#### [What the exercise asks]
Look through the data below. Collect every line where the word "this" occurs.

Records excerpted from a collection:
>>>
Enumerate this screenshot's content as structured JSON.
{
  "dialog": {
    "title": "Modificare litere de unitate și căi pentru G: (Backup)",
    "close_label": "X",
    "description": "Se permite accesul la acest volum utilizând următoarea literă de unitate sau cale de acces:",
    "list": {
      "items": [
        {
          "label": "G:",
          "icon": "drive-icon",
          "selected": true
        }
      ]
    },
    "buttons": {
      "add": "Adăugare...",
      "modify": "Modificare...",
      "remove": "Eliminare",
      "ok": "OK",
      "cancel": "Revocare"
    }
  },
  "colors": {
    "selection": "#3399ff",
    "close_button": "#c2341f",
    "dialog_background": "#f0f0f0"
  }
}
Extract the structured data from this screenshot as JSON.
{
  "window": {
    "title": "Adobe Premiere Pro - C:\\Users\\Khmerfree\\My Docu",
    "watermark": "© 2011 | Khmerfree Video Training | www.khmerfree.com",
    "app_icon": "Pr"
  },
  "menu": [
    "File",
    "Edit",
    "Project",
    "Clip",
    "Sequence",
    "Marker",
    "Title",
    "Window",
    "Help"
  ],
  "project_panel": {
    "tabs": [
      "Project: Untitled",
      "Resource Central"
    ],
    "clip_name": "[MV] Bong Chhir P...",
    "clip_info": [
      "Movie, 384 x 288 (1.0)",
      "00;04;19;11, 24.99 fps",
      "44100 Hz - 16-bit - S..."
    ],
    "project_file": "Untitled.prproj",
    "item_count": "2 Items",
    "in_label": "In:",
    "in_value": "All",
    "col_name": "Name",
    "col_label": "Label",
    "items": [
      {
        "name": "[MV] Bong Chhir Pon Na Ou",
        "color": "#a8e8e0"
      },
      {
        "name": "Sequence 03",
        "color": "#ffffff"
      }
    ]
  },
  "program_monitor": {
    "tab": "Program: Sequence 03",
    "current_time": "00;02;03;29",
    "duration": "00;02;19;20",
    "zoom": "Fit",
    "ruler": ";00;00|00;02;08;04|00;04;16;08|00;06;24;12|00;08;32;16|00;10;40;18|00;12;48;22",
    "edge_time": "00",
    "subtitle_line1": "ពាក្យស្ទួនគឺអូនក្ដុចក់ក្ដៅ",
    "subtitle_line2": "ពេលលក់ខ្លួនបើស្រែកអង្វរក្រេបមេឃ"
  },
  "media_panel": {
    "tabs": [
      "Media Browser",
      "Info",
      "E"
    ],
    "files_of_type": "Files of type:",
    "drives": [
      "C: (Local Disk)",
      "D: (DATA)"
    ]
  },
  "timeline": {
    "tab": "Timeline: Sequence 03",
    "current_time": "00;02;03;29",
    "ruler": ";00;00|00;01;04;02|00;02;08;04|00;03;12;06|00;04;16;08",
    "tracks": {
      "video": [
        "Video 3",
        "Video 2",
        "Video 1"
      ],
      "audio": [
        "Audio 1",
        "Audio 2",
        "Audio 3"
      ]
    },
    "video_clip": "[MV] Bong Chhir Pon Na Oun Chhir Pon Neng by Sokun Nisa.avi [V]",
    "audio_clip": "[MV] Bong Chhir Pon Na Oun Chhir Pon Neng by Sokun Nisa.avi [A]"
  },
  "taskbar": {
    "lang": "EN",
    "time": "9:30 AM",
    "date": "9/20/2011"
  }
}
<<<
#### [Response to the exercise]
Enumerate this screenshot's content as structured JSON.
Extract the structured data from this screenshot as JSON.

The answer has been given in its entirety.